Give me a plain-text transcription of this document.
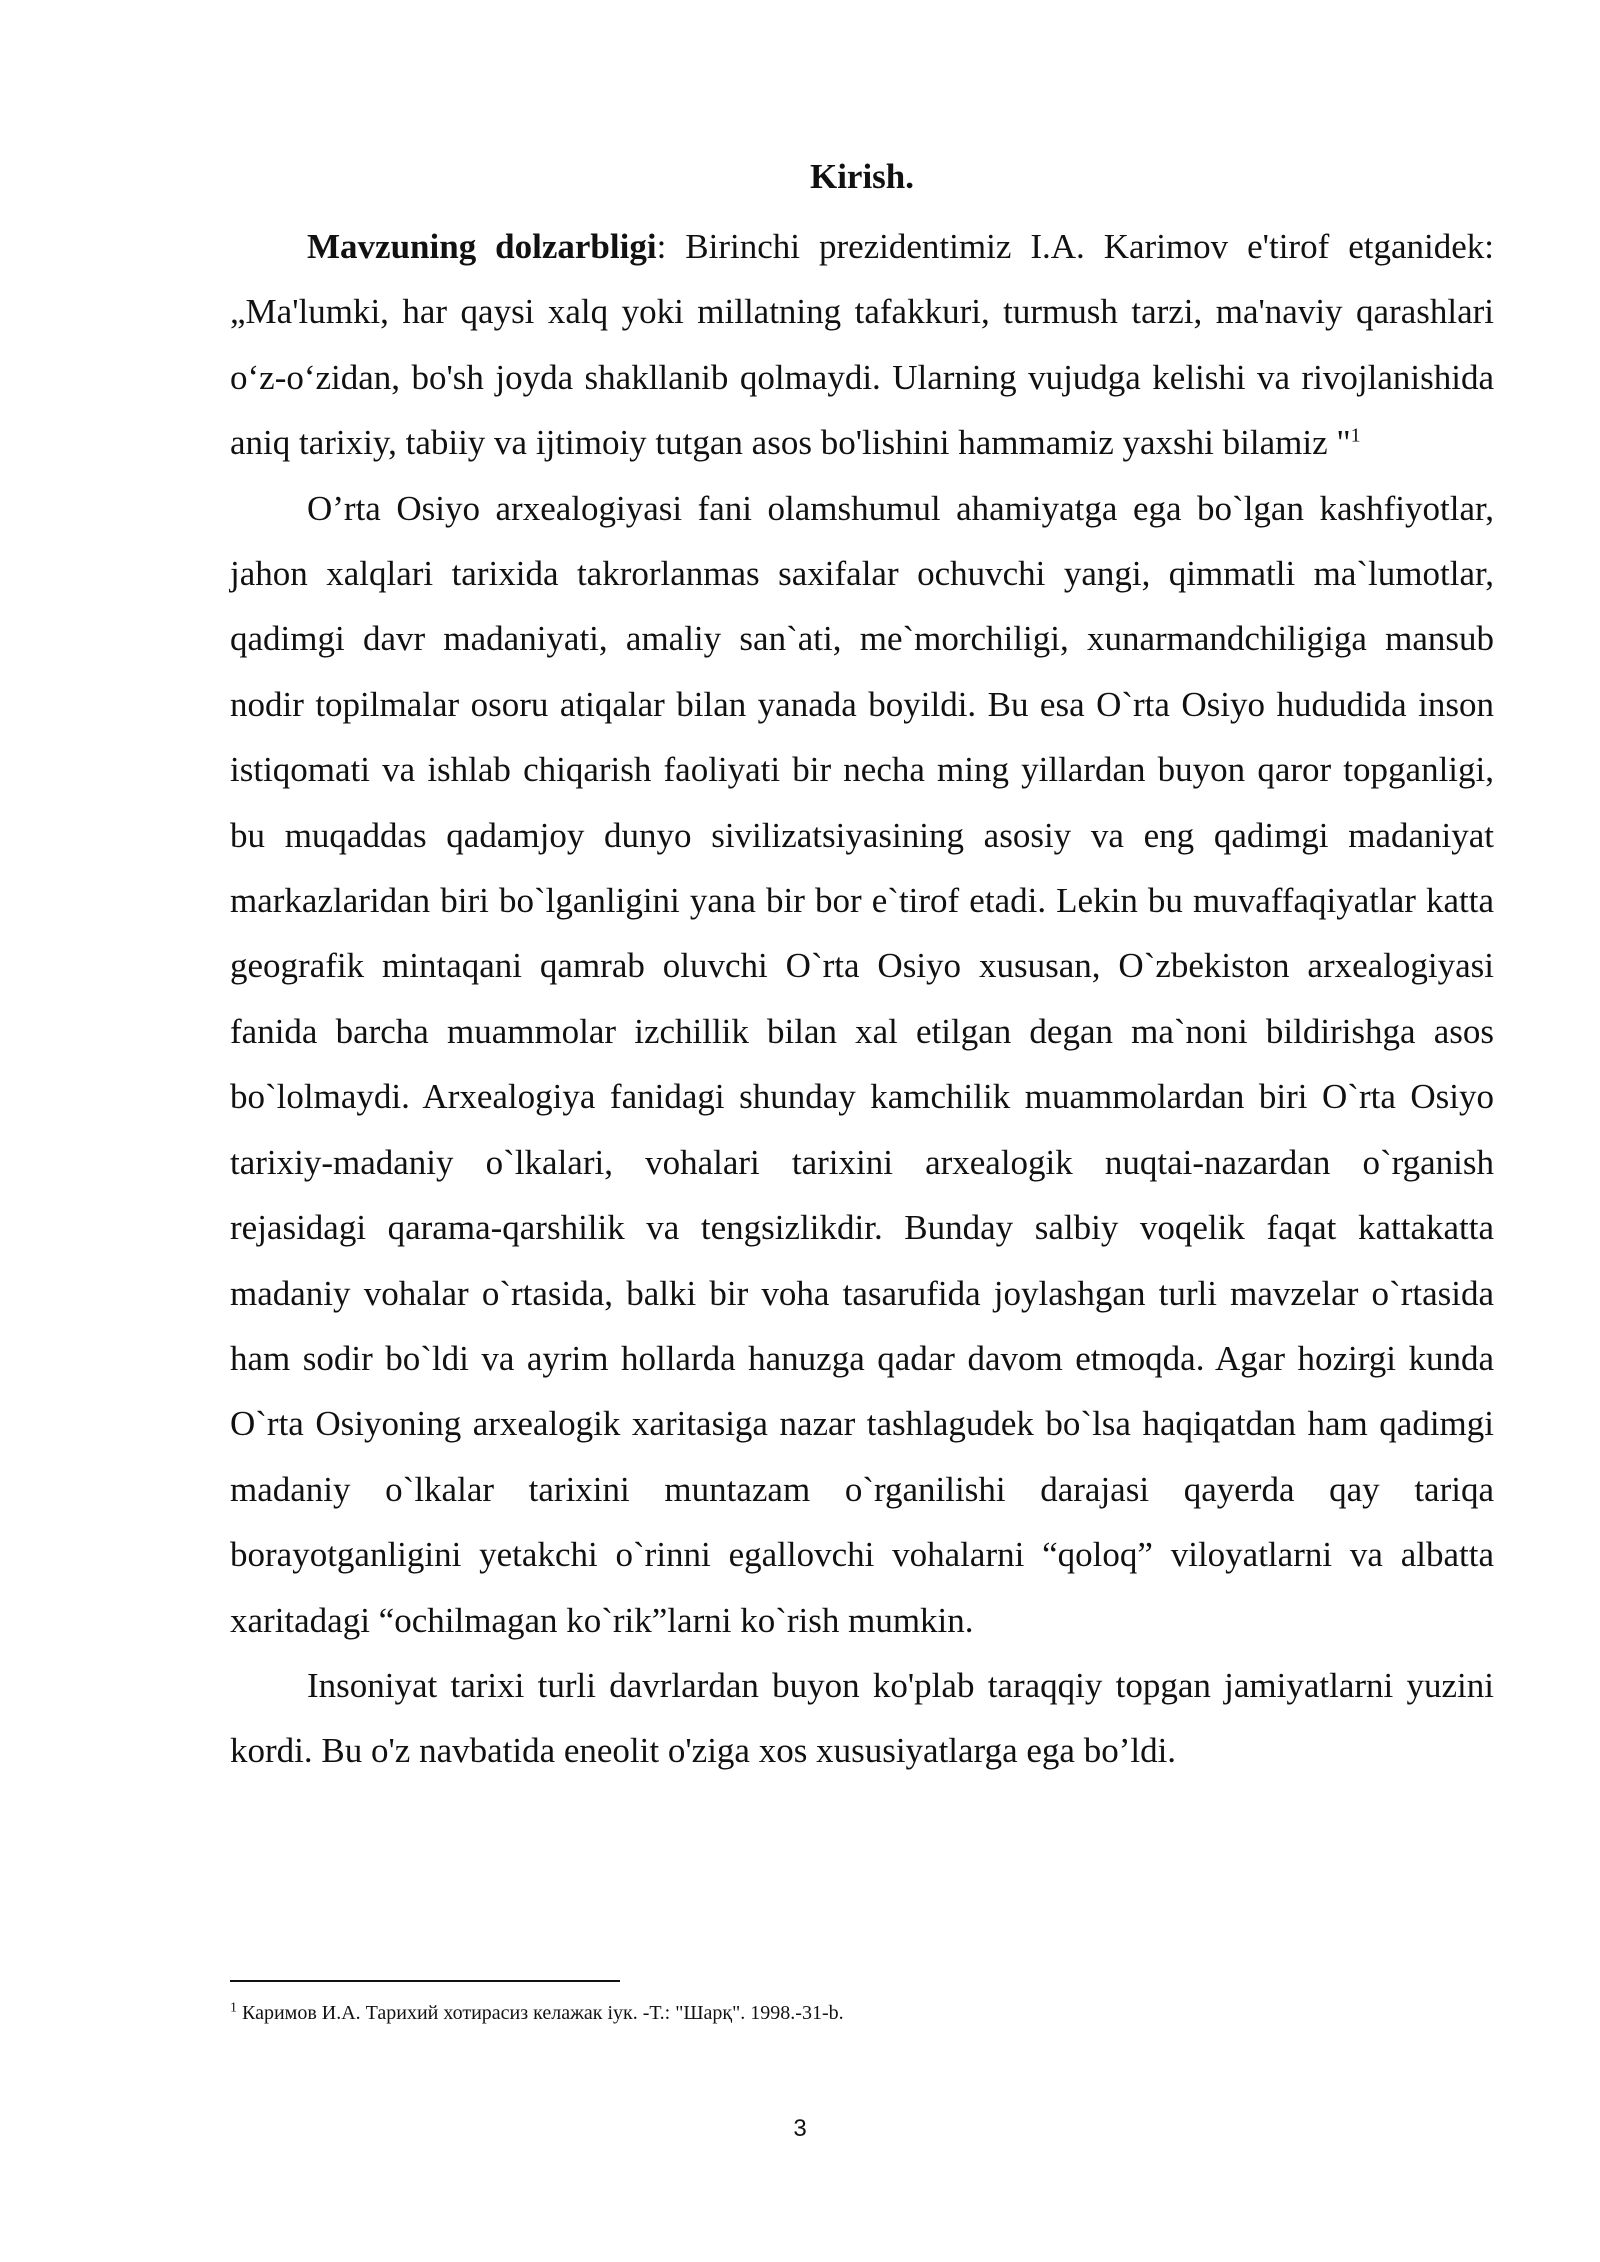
Kirish.

Mavzuning dolzarbligi: Birinchi prezidentimiz I.A. Karimov e'tirof etganidek: „Ma'lumki, har qaysi xalq yoki millatning tafakkuri, turmush tarzi, ma'naviy qarashlari o‘z-o‘zidan, bo'sh joyda shakllanib qolmaydi. Ularning vujudga kelishi va rivojlanishida aniq tarixiy, tabiiy va ijtimoiy tutgan asos bo'lishini hammamiz yaxshi bilamiz "$^1$

O’rta Osiyo arxealogiyasi fani olamshumul ahamiyatga ega bo`lgan kashfiyotlar, jahon xalqlari tarixida takrorlanmas saxifalar ochuvchi yangi, qimmatli ma`lumotlar, qadimgi davr madaniyati, amaliy san`ati, me`morchiligi, xunarmandchiligiga mansub nodir topilmalar osoru atiqalar bilan yanada boyildi. Bu esa O`rta Osiyo hududida inson istiqomati va ishlab chiqarish faoliyati bir necha ming yillardan buyon qaror topganligi, bu muqaddas qadamjoy dunyo sivilizatsiyasining asosiy va eng qadimgi madaniyat markazlaridan biri bo`lganligini yana bir bor e`tirof etadi. Lekin bu muvaffaqiyatlar katta geografik mintaqani qamrab oluvchi O`rta Osiyo xususan, O`zbekiston arxealogiyasi fanida barcha muammolar izchillik bilan xal etilgan degan ma`noni bildirishga asos bo`lolmaydi. Arxealogiya fanidagi shunday kamchilik muammolardan biri O`rta Osiyo tarixiy-madaniy o`lkalari, vohalari tarixini arxealogik nuqtai-nazardan o`rganish rejasidagi qarama-qarshilik va tengsizlikdir. Bunday salbiy voqelik faqat kattakatta madaniy vohalar o`rtasida, balki bir voha tasarufida joylashgan turli mavzelar o`rtasida ham sodir bo`ldi va ayrim hollarda hanuzga qadar davom etmoqda. Agar hozirgi kunda O`rta Osiyoning arxealogik xaritasiga nazar tashlagudek bo`lsa haqiqatdan ham qadimgi madaniy o`lkalar tarixini muntazam o`rganilishi darajasi qayerda qay tariqa borayotganligini yetakchi o`rinni egallovchi vohalarni “qoloq” viloyatlarni va albatta xaritadagi “ochilmagan ko`rik”larni ko`rish mumkin.

Insoniyat tarixi turli davrlardan buyon ko'plab taraqqiy topgan jamiyatlarni yuzini kordi. Bu o'z navbatida eneolit o'ziga xos xususiyatlarga ega bo’ldi.

$^1$ Каримов И.А. Тарихий хотирасиз келажак іук. -Т.: "Шарқ". 1998.-31-b.
3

GIVEN PROBLEM: Reproduce the material in its entirety and word for word, without the pictures.

EXERCISE SOLUTION:
Give me a plain-text transcription of this document.
Kirish.

Mavzuning dolzarbligi: Birinchi prezidentimiz I.A. Karimov e'tirof etganidek: „Ma'lumki, har qaysi xalq yoki millatning tafakkuri, turmush tarzi, ma'naviy qarashlari o‘z-o‘zidan, bo'sh joyda shakllanib qolmaydi. Ularning vujudga kelishi va rivojlanishida aniq tarixiy, tabiiy va ijtimoiy tutgan asos bo'lishini hammamiz yaxshi bilamiz "$^1$

O’rta Osiyo arxealogiyasi fani olamshumul ahamiyatga ega bo`lgan kashfiyotlar, jahon xalqlari tarixida takrorlanmas saxifalar ochuvchi yangi, qimmatli ma`lumotlar, qadimgi davr madaniyati, amaliy san`ati, me`morchiligi, xunarmandchiligiga mansub nodir topilmalar osoru atiqalar bilan yanada boyildi. Bu esa O`rta Osiyo hududida inson istiqomati va ishlab chiqarish faoliyati bir necha ming yillardan buyon qaror topganligi, bu muqaddas qadamjoy dunyo sivilizatsiyasining asosiy va eng qadimgi madaniyat markazlaridan biri bo`lganligini yana bir bor e`tirof etadi. Lekin bu muvaffaqiyatlar katta geografik mintaqani qamrab oluvchi O`rta Osiyo xususan, O`zbekiston arxealogiyasi fanida barcha muammolar izchillik bilan xal etilgan degan ma`noni bildirishga asos bo`lolmaydi. Arxealogiya fanidagi shunday kamchilik muammolardan biri O`rta Osiyo tarixiy-madaniy o`lkalari, vohalari tarixini arxealogik nuqtai-nazardan o`rganish rejasidagi qarama-qarshilik va tengsizlikdir. Bunday salbiy voqelik faqat kattakatta madaniy vohalar o`rtasida, balki bir voha tasarufida joylashgan turli mavzelar o`rtasida ham sodir bo`ldi va ayrim hollarda hanuzga qadar davom etmoqda. Agar hozirgi kunda O`rta Osiyoning arxealogik xaritasiga nazar tashlagudek bo`lsa haqiqatdan ham qadimgi madaniy o`lkalar tarixini muntazam o`rganilishi darajasi qayerda qay tariqa borayotganligini yetakchi o`rinni egallovchi vohalarni “qoloq” viloyatlarni va albatta xaritadagi “ochilmagan ko`rik”larni ko`rish mumkin.

Insoniyat tarixi turli davrlardan buyon ko'plab taraqqiy topgan jamiyatlarni yuzini kordi. Bu o'z navbatida eneolit o'ziga xos xususiyatlarga ega bo’ldi.

$^1$ Каримов И.А. Тарихий хотирасиз келажак іук. -Т.: "Шарқ". 1998.-31-b.
3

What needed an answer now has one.